WRITTEN PROBLEM:
Rename "data-point" to "marker" everywhere in the records below, and keep every other line and character unchanged.

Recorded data
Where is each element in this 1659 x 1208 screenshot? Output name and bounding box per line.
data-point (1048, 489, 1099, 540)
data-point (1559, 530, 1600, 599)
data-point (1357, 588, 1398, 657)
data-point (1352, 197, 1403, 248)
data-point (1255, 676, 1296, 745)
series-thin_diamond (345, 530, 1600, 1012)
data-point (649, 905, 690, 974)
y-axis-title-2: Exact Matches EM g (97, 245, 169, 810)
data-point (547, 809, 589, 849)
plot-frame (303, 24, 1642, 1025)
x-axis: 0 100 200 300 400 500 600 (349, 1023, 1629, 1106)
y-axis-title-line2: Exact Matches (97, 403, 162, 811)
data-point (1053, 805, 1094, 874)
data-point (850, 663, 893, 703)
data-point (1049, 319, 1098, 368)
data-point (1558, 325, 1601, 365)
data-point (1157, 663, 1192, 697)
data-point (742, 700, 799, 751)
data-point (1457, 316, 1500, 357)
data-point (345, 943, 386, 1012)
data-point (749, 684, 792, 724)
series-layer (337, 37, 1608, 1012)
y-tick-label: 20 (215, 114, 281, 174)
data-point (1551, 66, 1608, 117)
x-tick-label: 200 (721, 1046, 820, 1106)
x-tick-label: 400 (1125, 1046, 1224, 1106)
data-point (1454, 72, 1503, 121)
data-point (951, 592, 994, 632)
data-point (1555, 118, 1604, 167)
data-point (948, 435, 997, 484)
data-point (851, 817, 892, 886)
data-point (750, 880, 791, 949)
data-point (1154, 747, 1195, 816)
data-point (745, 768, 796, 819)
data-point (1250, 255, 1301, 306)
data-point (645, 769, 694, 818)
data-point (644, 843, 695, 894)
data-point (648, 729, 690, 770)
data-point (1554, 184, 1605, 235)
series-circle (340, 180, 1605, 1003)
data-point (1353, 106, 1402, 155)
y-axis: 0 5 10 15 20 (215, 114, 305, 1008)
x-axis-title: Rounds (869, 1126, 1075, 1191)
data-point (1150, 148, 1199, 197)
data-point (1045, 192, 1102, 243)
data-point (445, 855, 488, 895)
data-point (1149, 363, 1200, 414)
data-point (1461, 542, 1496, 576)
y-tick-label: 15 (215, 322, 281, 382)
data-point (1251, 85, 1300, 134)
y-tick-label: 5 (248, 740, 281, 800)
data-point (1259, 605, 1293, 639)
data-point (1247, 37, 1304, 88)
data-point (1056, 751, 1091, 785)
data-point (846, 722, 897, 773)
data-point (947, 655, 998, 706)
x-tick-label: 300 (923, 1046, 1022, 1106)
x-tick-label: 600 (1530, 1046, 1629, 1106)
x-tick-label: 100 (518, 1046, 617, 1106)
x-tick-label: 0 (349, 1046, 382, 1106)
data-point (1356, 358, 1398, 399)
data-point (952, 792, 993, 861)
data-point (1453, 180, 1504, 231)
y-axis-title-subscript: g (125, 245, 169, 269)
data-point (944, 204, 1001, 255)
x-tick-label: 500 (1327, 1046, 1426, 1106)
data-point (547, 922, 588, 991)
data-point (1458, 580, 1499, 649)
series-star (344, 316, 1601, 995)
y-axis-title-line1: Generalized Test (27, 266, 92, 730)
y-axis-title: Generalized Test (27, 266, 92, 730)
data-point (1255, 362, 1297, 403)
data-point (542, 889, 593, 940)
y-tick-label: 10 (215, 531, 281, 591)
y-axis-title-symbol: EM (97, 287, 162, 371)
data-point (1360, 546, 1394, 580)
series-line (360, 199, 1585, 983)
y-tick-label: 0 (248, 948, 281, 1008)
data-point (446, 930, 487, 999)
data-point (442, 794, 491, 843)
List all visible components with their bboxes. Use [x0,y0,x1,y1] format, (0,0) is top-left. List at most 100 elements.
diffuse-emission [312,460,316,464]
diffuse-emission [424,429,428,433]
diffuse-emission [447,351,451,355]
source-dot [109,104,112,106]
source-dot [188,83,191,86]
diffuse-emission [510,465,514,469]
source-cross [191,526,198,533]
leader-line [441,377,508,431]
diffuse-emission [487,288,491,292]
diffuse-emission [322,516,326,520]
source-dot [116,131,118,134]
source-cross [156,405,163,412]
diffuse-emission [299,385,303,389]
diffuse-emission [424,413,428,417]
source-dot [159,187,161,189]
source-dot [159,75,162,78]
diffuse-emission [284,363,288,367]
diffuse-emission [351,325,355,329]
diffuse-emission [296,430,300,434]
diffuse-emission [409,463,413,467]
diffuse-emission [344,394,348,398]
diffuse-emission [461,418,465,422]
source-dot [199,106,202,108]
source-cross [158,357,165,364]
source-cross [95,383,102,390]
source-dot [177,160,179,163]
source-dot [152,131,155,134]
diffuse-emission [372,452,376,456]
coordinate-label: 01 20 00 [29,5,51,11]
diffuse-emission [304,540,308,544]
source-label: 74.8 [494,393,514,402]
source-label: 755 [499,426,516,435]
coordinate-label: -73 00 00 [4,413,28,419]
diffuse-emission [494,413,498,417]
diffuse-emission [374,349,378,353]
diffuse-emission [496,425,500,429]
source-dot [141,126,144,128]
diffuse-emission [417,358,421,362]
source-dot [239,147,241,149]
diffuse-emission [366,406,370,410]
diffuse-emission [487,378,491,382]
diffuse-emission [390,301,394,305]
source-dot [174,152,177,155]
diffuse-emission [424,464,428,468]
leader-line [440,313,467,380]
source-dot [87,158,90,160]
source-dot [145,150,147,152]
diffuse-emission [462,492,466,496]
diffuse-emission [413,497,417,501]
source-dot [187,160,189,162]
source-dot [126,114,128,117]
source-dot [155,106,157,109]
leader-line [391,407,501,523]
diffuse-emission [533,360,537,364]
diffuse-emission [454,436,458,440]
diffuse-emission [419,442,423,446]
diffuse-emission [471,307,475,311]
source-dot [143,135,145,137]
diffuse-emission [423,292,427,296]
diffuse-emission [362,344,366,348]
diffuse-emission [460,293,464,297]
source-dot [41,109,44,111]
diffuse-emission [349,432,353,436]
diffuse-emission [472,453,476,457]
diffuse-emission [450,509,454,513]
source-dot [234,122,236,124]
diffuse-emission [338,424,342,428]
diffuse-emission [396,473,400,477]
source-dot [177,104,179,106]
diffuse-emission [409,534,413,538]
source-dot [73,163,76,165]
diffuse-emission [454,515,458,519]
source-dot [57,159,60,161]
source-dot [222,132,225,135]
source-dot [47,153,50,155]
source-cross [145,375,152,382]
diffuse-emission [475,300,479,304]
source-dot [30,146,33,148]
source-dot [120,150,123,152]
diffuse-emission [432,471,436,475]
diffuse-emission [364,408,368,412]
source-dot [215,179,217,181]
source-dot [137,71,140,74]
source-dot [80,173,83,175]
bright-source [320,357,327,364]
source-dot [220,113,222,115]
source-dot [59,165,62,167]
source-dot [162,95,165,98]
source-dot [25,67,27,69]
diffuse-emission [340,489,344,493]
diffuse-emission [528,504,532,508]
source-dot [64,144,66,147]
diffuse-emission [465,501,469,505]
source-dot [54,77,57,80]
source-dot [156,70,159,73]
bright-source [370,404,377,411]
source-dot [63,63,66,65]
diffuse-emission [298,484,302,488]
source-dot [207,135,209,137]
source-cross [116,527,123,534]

CORRECT ANSWER:
Where is each element in this 1659 x 1208 screenshot? Output name and bounding box per line.
marker (1048, 489, 1099, 540)
marker (1559, 530, 1600, 599)
marker (1357, 588, 1398, 657)
marker (1352, 197, 1403, 248)
marker (1255, 676, 1296, 745)
series-thin_diamond (345, 530, 1600, 1012)
marker (649, 905, 690, 974)
y-axis-title-2: Exact Matches EM g (97, 245, 169, 810)
marker (547, 809, 589, 849)
plot-frame (303, 24, 1642, 1025)
x-axis: 0 100 200 300 400 500 600 (349, 1023, 1629, 1106)
y-axis-title-line2: Exact Matches (97, 403, 162, 811)
marker (1053, 805, 1094, 874)
marker (850, 663, 893, 703)
marker (1049, 319, 1098, 368)
marker (1558, 325, 1601, 365)
marker (1157, 663, 1192, 697)
marker (742, 700, 799, 751)
marker (1457, 316, 1500, 357)
marker (345, 943, 386, 1012)
marker (749, 684, 792, 724)
series-layer (337, 37, 1608, 1012)
y-tick-label: 20 (215, 114, 281, 174)
marker (1551, 66, 1608, 117)
x-tick-label: 200 (721, 1046, 820, 1106)
x-tick-label: 400 (1125, 1046, 1224, 1106)
marker (1454, 72, 1503, 121)
marker (951, 592, 994, 632)
marker (1555, 118, 1604, 167)
marker (948, 435, 997, 484)
marker (851, 817, 892, 886)
marker (750, 880, 791, 949)
marker (1154, 747, 1195, 816)
marker (745, 768, 796, 819)
marker (1250, 255, 1301, 306)
marker (645, 769, 694, 818)
marker (644, 843, 695, 894)
marker (648, 729, 690, 770)
marker (1554, 184, 1605, 235)
series-circle (340, 180, 1605, 1003)
marker (1353, 106, 1402, 155)
y-axis: 0 5 10 15 20 (215, 114, 305, 1008)
x-axis-title: Rounds (869, 1126, 1075, 1191)
marker (1150, 148, 1199, 197)
marker (1045, 192, 1102, 243)
marker (445, 855, 488, 895)
marker (1149, 363, 1200, 414)
marker (1461, 542, 1496, 576)
y-tick-label: 15 (215, 322, 281, 382)
marker (1251, 85, 1300, 134)
y-tick-label: 5 (248, 740, 281, 800)
marker (1259, 605, 1293, 639)
marker (1247, 37, 1304, 88)
marker (1056, 751, 1091, 785)
marker (846, 722, 897, 773)
marker (947, 655, 998, 706)
x-tick-label: 300 (923, 1046, 1022, 1106)
x-tick-label: 600 (1530, 1046, 1629, 1106)
x-tick-label: 100 (518, 1046, 617, 1106)
x-tick-label: 0 (349, 1046, 382, 1106)
marker (1356, 358, 1398, 399)
marker (952, 792, 993, 861)
marker (1453, 180, 1504, 231)
y-axis-title-subscript: g (125, 245, 169, 269)
marker (944, 204, 1001, 255)
x-tick-label: 500 (1327, 1046, 1426, 1106)
marker (547, 922, 588, 991)
marker (1458, 580, 1499, 649)
series-star (344, 316, 1601, 995)
y-axis-title-line1: Generalized Test (27, 266, 92, 730)
y-axis-title: Generalized Test (27, 266, 92, 730)
marker (1255, 362, 1297, 403)
marker (542, 889, 593, 940)
y-tick-label: 10 (215, 531, 281, 591)
y-axis-title-symbol: EM (97, 287, 162, 371)
marker (1360, 546, 1394, 580)
series-line (360, 199, 1585, 983)
y-tick-label: 0 (248, 948, 281, 1008)
marker (446, 930, 487, 999)
marker (442, 794, 491, 843)
List all visible components with their bboxes. Use [x0,y0,x1,y1] format, (0,0) is top-left. List at most 100 elements.
diffuse-emission [312,460,316,464]
diffuse-emission [424,429,428,433]
diffuse-emission [447,351,451,355]
source-dot [109,104,112,106]
source-dot [188,83,191,86]
diffuse-emission [510,465,514,469]
source-cross [191,526,198,533]
leader-line [441,377,508,431]
diffuse-emission [487,288,491,292]
diffuse-emission [322,516,326,520]
source-dot [116,131,118,134]
source-cross [156,405,163,412]
diffuse-emission [299,385,303,389]
diffuse-emission [424,413,428,417]
source-dot [159,187,161,189]
source-dot [159,75,162,78]
diffuse-emission [284,363,288,367]
diffuse-emission [351,325,355,329]
diffuse-emission [296,430,300,434]
diffuse-emission [409,463,413,467]
diffuse-emission [344,394,348,398]
diffuse-emission [461,418,465,422]
source-dot [199,106,202,108]
source-cross [158,357,165,364]
source-cross [95,383,102,390]
source-dot [177,160,179,163]
source-dot [152,131,155,134]
diffuse-emission [372,452,376,456]
coordinate-label: 01 20 00 [29,5,51,11]
diffuse-emission [304,540,308,544]
source-label: 74.8 [494,393,514,402]
source-label: 755 [499,426,516,435]
coordinate-label: -73 00 00 [4,413,28,419]
diffuse-emission [494,413,498,417]
diffuse-emission [374,349,378,353]
diffuse-emission [496,425,500,429]
source-dot [141,126,144,128]
diffuse-emission [417,358,421,362]
source-dot [239,147,241,149]
diffuse-emission [366,406,370,410]
diffuse-emission [487,378,491,382]
diffuse-emission [390,301,394,305]
source-dot [174,152,177,155]
diffuse-emission [424,464,428,468]
leader-line [440,313,467,380]
source-dot [87,158,90,160]
source-dot [145,150,147,152]
diffuse-emission [462,492,466,496]
diffuse-emission [413,497,417,501]
source-dot [187,160,189,162]
source-dot [126,114,128,117]
source-dot [155,106,157,109]
leader-line [391,407,501,523]
diffuse-emission [533,360,537,364]
diffuse-emission [454,436,458,440]
diffuse-emission [419,442,423,446]
diffuse-emission [471,307,475,311]
source-dot [143,135,145,137]
diffuse-emission [423,292,427,296]
diffuse-emission [362,344,366,348]
diffuse-emission [460,293,464,297]
source-dot [41,109,44,111]
diffuse-emission [349,432,353,436]
diffuse-emission [472,453,476,457]
diffuse-emission [450,509,454,513]
source-dot [234,122,236,124]
diffuse-emission [338,424,342,428]
diffuse-emission [396,473,400,477]
source-dot [177,104,179,106]
diffuse-emission [409,534,413,538]
source-dot [73,163,76,165]
diffuse-emission [454,515,458,519]
source-dot [57,159,60,161]
source-dot [222,132,225,135]
source-dot [47,153,50,155]
source-cross [145,375,152,382]
diffuse-emission [475,300,479,304]
source-dot [30,146,33,148]
source-dot [120,150,123,152]
diffuse-emission [432,471,436,475]
diffuse-emission [364,408,368,412]
source-dot [215,179,217,181]
source-dot [137,71,140,74]
source-dot [80,173,83,175]
bright-source [320,357,327,364]
source-dot [220,113,222,115]
source-dot [59,165,62,167]
source-dot [162,95,165,98]
source-dot [25,67,27,69]
diffuse-emission [340,489,344,493]
diffuse-emission [528,504,532,508]
source-dot [64,144,66,147]
diffuse-emission [465,501,469,505]
source-dot [54,77,57,80]
source-dot [156,70,159,73]
bright-source [370,404,377,411]
source-dot [63,63,66,65]
diffuse-emission [298,484,302,488]
source-dot [207,135,209,137]
source-cross [116,527,123,534]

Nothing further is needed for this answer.